▶ **Task brief**:
Do any lines in the data below contain "Closing"? If so, copy every one of them.

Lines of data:
===============
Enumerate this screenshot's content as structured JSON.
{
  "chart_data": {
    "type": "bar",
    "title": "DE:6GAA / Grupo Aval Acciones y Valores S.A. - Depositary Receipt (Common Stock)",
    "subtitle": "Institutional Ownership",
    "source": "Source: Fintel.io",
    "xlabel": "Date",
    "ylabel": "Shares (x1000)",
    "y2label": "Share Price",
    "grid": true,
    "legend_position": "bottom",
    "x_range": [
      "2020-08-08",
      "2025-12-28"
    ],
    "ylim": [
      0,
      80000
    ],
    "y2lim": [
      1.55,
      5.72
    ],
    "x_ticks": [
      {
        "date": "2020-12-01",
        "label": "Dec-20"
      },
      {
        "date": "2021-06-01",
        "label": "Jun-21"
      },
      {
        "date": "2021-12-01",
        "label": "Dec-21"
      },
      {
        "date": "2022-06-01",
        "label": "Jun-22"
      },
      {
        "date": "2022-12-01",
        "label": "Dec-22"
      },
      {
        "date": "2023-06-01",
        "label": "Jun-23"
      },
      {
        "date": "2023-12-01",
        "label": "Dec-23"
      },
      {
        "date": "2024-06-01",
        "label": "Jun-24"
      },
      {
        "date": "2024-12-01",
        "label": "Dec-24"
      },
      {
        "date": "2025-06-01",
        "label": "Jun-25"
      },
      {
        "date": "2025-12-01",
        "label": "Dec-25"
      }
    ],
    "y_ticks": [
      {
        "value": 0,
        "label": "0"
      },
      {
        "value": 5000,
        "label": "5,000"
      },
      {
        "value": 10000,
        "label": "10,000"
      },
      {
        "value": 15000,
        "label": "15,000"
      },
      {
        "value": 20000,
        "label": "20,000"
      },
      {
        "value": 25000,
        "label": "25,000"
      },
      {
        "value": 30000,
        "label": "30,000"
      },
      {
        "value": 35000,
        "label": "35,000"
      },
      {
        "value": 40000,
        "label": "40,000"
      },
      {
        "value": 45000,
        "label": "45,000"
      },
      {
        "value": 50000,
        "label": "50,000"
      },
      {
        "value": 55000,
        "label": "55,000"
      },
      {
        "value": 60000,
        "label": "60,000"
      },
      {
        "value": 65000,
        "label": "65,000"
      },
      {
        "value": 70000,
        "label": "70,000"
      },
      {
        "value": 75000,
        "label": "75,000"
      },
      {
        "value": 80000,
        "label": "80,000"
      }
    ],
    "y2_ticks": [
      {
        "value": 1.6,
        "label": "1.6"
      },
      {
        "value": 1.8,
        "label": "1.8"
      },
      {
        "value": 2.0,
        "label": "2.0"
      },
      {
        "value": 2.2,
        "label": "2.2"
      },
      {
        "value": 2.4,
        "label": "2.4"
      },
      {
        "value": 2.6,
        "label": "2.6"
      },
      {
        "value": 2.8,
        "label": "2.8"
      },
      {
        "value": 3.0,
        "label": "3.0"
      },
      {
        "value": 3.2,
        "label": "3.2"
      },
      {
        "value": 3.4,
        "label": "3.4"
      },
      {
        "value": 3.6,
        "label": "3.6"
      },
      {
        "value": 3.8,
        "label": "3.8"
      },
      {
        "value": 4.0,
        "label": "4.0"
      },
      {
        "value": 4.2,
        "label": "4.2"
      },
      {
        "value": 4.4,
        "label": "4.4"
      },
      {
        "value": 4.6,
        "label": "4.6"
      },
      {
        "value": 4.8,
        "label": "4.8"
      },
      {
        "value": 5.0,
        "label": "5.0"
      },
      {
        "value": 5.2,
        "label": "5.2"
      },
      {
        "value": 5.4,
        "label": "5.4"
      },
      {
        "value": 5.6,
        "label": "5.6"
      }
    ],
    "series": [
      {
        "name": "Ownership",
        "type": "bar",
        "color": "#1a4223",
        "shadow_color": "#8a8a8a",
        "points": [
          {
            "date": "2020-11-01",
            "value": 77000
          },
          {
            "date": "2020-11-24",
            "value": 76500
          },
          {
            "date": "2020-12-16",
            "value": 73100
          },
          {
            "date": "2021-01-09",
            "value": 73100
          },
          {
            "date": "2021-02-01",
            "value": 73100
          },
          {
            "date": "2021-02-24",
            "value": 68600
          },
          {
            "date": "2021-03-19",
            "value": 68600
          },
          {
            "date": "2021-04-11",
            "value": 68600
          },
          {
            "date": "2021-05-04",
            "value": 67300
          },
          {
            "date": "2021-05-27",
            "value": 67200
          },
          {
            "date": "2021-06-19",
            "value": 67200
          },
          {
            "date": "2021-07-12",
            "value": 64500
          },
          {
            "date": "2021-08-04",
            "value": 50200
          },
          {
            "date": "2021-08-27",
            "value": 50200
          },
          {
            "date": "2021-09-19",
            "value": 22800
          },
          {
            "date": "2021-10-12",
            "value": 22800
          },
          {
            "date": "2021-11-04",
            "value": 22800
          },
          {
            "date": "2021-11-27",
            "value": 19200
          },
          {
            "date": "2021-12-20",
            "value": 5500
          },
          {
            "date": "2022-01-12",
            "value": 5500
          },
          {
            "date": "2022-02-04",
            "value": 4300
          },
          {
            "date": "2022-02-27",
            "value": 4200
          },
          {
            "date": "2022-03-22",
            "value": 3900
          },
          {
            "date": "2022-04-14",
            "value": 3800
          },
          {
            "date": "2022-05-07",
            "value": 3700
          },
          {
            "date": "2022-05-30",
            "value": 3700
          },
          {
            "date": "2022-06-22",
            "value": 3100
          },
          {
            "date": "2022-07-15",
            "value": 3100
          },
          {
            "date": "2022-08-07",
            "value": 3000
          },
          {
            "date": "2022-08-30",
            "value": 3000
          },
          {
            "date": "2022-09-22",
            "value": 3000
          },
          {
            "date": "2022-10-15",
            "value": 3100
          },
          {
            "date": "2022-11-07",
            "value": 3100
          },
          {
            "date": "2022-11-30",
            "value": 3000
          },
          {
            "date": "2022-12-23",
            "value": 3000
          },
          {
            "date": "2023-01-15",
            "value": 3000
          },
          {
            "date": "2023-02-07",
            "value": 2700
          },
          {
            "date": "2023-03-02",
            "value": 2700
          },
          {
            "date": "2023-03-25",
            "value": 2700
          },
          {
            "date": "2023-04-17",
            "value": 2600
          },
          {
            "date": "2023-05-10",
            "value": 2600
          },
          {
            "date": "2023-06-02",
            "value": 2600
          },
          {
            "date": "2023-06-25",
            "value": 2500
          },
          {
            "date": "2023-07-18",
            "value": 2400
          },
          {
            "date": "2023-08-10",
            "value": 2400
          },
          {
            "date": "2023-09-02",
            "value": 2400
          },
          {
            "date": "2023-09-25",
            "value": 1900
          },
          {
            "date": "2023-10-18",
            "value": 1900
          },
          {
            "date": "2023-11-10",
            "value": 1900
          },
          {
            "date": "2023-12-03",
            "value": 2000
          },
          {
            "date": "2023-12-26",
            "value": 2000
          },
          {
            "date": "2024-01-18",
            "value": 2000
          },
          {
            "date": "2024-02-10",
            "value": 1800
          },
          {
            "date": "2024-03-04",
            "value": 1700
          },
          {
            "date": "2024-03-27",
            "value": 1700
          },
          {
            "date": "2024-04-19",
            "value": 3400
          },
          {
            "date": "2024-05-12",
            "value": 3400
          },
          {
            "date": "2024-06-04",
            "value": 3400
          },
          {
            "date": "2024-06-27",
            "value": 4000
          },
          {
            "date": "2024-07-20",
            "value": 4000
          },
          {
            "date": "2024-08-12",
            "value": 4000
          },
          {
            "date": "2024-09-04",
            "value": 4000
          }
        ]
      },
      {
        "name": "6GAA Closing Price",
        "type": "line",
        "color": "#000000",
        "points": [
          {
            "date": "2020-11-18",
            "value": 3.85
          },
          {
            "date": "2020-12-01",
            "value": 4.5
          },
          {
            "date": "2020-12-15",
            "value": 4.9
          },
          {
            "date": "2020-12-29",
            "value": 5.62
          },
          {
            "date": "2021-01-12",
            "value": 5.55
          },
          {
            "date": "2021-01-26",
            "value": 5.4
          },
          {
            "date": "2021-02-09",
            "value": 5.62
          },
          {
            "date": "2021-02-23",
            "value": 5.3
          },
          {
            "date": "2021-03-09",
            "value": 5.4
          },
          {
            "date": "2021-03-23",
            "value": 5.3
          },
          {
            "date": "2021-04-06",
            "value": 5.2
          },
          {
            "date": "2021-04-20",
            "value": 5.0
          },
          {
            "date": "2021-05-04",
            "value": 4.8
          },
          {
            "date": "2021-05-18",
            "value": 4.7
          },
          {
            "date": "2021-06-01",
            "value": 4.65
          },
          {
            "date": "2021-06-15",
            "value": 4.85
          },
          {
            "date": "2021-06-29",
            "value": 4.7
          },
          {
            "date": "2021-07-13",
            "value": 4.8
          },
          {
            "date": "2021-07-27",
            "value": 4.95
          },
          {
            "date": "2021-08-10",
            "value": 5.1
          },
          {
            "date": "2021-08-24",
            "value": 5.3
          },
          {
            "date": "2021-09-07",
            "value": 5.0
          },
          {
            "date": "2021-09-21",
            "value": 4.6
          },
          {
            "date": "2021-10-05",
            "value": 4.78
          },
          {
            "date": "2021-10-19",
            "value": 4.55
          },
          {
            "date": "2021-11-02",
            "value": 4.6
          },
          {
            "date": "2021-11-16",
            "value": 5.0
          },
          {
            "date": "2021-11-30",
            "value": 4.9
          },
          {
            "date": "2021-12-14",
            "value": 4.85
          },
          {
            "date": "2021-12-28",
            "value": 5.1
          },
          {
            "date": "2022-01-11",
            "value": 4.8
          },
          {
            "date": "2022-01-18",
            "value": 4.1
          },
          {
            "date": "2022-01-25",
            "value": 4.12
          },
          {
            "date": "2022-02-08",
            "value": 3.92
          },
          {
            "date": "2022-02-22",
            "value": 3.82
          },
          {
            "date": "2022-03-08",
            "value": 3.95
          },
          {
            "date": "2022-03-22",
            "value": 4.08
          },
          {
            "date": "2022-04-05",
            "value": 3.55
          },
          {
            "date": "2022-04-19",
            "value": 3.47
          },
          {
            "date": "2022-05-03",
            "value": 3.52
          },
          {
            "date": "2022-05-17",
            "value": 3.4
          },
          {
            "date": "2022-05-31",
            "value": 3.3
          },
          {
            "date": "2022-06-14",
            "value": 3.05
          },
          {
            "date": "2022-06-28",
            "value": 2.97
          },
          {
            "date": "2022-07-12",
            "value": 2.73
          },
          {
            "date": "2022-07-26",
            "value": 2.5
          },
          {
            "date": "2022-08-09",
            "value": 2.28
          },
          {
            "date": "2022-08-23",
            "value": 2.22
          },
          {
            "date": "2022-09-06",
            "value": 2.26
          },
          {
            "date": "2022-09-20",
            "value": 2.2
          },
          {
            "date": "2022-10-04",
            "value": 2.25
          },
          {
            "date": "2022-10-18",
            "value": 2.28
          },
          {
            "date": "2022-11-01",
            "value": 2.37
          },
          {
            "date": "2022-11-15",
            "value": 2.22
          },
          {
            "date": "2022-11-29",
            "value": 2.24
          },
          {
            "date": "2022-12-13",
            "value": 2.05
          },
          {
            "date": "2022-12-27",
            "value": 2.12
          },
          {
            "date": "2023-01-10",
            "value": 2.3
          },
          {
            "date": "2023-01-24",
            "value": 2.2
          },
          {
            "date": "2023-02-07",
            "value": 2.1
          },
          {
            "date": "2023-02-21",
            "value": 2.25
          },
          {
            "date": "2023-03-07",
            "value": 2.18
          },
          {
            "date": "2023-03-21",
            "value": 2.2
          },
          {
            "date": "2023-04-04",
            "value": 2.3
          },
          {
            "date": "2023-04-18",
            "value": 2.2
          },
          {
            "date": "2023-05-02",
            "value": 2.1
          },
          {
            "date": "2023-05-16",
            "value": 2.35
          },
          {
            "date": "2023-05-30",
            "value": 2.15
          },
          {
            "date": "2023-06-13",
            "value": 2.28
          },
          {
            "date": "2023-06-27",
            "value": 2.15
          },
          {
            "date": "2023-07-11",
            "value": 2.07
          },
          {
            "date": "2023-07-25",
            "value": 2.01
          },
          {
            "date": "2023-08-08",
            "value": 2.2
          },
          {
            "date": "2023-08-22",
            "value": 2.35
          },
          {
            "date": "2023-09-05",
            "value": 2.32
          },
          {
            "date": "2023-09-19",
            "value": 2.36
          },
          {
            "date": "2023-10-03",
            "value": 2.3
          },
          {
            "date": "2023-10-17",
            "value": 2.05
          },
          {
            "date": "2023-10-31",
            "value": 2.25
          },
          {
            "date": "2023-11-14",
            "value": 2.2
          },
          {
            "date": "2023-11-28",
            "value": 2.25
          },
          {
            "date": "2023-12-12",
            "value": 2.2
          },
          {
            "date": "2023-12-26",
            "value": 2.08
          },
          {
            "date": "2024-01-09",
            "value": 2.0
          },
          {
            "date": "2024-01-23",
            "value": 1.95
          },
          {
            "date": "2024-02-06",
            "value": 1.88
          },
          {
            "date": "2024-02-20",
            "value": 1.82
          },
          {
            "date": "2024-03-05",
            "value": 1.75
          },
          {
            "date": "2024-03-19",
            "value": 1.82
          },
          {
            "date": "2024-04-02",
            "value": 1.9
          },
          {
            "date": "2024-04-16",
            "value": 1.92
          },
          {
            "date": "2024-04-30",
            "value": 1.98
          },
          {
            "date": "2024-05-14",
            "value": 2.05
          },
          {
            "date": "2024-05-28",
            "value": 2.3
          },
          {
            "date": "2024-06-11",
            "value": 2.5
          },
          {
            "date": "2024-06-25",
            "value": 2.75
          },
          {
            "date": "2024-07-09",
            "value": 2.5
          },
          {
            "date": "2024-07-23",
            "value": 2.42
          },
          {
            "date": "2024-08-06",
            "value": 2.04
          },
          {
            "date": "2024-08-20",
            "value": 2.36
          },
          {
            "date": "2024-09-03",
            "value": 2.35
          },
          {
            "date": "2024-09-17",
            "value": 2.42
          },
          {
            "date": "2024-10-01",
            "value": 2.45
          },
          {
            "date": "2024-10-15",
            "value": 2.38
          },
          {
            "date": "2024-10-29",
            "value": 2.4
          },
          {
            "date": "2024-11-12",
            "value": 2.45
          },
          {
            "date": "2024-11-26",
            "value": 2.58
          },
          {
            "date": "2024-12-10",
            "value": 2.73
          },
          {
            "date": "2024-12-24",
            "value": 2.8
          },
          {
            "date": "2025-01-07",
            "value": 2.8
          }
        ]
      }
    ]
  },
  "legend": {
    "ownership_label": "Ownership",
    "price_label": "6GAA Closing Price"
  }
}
===============
▶ **Exercise response**:
        "name": "6GAA Closing Price",
    "price_label": "6GAA Closing Price"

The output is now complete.